▸ **The request**
Print out every record exactly as it appears.

▸ **Dataset entries**
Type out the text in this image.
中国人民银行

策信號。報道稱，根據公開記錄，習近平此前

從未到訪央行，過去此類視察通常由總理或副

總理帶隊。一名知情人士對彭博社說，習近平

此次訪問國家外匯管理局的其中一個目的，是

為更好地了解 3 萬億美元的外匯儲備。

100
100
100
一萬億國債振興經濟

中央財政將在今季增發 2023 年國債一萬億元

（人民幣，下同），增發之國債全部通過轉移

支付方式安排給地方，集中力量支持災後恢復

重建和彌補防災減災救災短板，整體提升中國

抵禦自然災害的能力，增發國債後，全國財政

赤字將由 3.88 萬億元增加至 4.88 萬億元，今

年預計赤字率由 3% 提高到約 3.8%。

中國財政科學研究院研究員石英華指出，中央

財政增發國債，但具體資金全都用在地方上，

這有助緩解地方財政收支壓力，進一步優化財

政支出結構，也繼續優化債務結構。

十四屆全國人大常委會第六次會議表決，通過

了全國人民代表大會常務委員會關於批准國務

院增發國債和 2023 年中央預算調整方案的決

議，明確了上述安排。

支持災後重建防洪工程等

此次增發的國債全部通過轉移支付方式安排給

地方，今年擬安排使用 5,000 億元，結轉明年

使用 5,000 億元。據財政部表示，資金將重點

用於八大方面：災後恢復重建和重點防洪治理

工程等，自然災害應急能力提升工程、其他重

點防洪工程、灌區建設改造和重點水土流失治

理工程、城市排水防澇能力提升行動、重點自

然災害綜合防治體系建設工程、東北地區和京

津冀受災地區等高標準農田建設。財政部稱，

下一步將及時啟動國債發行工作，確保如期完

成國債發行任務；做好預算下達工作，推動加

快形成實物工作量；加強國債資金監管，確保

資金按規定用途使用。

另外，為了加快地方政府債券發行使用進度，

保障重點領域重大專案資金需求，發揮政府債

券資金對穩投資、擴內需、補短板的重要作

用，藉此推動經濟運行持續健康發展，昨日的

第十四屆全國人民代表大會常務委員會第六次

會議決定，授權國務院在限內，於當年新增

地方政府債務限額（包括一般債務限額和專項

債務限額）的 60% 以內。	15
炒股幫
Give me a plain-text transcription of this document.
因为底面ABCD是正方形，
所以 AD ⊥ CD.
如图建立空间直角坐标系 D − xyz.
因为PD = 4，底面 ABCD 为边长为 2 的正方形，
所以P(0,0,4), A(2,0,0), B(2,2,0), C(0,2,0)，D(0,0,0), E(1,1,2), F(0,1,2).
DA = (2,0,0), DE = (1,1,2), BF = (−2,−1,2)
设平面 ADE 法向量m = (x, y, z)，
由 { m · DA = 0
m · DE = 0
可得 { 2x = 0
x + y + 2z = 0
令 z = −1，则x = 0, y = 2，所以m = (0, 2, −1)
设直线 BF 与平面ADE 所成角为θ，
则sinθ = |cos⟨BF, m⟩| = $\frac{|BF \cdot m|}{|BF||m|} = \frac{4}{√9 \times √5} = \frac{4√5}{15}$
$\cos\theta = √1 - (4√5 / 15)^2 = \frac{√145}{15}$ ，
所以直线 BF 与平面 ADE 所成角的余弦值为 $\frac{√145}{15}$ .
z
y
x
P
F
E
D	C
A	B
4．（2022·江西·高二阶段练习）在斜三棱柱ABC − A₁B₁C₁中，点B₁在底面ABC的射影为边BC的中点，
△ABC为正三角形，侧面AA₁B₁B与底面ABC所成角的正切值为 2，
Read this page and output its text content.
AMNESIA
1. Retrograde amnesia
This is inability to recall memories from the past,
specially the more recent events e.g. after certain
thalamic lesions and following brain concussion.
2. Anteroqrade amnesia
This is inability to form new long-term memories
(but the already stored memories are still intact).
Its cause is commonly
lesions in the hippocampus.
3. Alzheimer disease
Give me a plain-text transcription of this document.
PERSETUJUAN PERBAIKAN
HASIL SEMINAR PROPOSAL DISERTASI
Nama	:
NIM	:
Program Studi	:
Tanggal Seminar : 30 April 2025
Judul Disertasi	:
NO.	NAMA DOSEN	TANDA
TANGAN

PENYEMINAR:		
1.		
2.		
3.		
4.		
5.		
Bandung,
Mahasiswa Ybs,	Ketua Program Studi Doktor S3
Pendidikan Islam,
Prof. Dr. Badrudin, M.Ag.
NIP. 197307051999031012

▸ **Solution to this problem**
Type out the text in this image.
中国人民银行

策信號。報道稱，根據公開記錄，習近平此前

從未到訪央行，過去此類視察通常由總理或副

總理帶隊。一名知情人士對彭博社說，習近平

此次訪問國家外匯管理局的其中一個目的，是

為更好地了解 3 萬億美元的外匯儲備。

100
100
100
一萬億國債振興經濟

中央財政將在今季增發 2023 年國債一萬億元

（人民幣，下同），增發之國債全部通過轉移

支付方式安排給地方，集中力量支持災後恢復

重建和彌補防災減災救災短板，整體提升中國

抵禦自然災害的能力，增發國債後，全國財政

赤字將由 3.88 萬億元增加至 4.88 萬億元，今

年預計赤字率由 3% 提高到約 3.8%。

中國財政科學研究院研究員石英華指出，中央

財政增發國債，但具體資金全都用在地方上，

這有助緩解地方財政收支壓力，進一步優化財

政支出結構，也繼續優化債務結構。

十四屆全國人大常委會第六次會議表決，通過

了全國人民代表大會常務委員會關於批准國務

院增發國債和 2023 年中央預算調整方案的決

議，明確了上述安排。

支持災後重建防洪工程等

此次增發的國債全部通過轉移支付方式安排給

地方，今年擬安排使用 5,000 億元，結轉明年

使用 5,000 億元。據財政部表示，資金將重點

用於八大方面：災後恢復重建和重點防洪治理

工程等，自然災害應急能力提升工程、其他重

點防洪工程、灌區建設改造和重點水土流失治

理工程、城市排水防澇能力提升行動、重點自

然災害綜合防治體系建設工程、東北地區和京

津冀受災地區等高標準農田建設。財政部稱，

下一步將及時啟動國債發行工作，確保如期完

成國債發行任務；做好預算下達工作，推動加

快形成實物工作量；加強國債資金監管，確保

資金按規定用途使用。

另外，為了加快地方政府債券發行使用進度，

保障重點領域重大專案資金需求，發揮政府債

券資金對穩投資、擴內需、補短板的重要作

用，藉此推動經濟運行持續健康發展，昨日的

第十四屆全國人民代表大會常務委員會第六次

會議決定，授權國務院在限內，於當年新增

地方政府債務限額（包括一般債務限額和專項

債務限額）的 60% 以內。	15
炒股幫
Give me a plain-text transcription of this document.
因为底面ABCD是正方形，
所以 AD ⊥ CD.
如图建立空间直角坐标系 D − xyz.
因为PD = 4，底面 ABCD 为边长为 2 的正方形，
所以P(0,0,4), A(2,0,0), B(2,2,0), C(0,2,0)，D(0,0,0), E(1,1,2), F(0,1,2).
DA = (2,0,0), DE = (1,1,2), BF = (−2,−1,2)
设平面 ADE 法向量m = (x, y, z)，
由 { m · DA = 0
m · DE = 0
可得 { 2x = 0
x + y + 2z = 0
令 z = −1，则x = 0, y = 2，所以m = (0, 2, −1)
设直线 BF 与平面ADE 所成角为θ，
则sinθ = |cos⟨BF, m⟩| = $\frac{|BF \cdot m|}{|BF||m|} = \frac{4}{√9 \times √5} = \frac{4√5}{15}$
$\cos\theta = √1 - (4√5 / 15)^2 = \frac{√145}{15}$ ，
所以直线 BF 与平面 ADE 所成角的余弦值为 $\frac{√145}{15}$ .
z
y
x
P
F
E
D	C
A	B
4．（2022·江西·高二阶段练习）在斜三棱柱ABC − A₁B₁C₁中，点B₁在底面ABC的射影为边BC的中点，
△ABC为正三角形，侧面AA₁B₁B与底面ABC所成角的正切值为 2，
Read this page and output its text content.
AMNESIA
1. Retrograde amnesia
This is inability to recall memories from the past,
specially the more recent events e.g. after certain
thalamic lesions and following brain concussion.
2. Anteroqrade amnesia
This is inability to form new long-term memories
(but the already stored memories are still intact).
Its cause is commonly
lesions in the hippocampus.
3. Alzheimer disease
Give me a plain-text transcription of this document.
PERSETUJUAN PERBAIKAN
HASIL SEMINAR PROPOSAL DISERTASI
Nama	:
NIM	:
Program Studi	:
Tanggal Seminar : 30 April 2025
Judul Disertasi	:
NO.	NAMA DOSEN	TANDA
TANGAN

PENYEMINAR:		
1.		
2.		
3.		
4.		
5.		
Bandung,
Mahasiswa Ybs,	Ketua Program Studi Doktor S3
Pendidikan Islam,
Prof. Dr. Badrudin, M.Ag.
NIP. 197307051999031012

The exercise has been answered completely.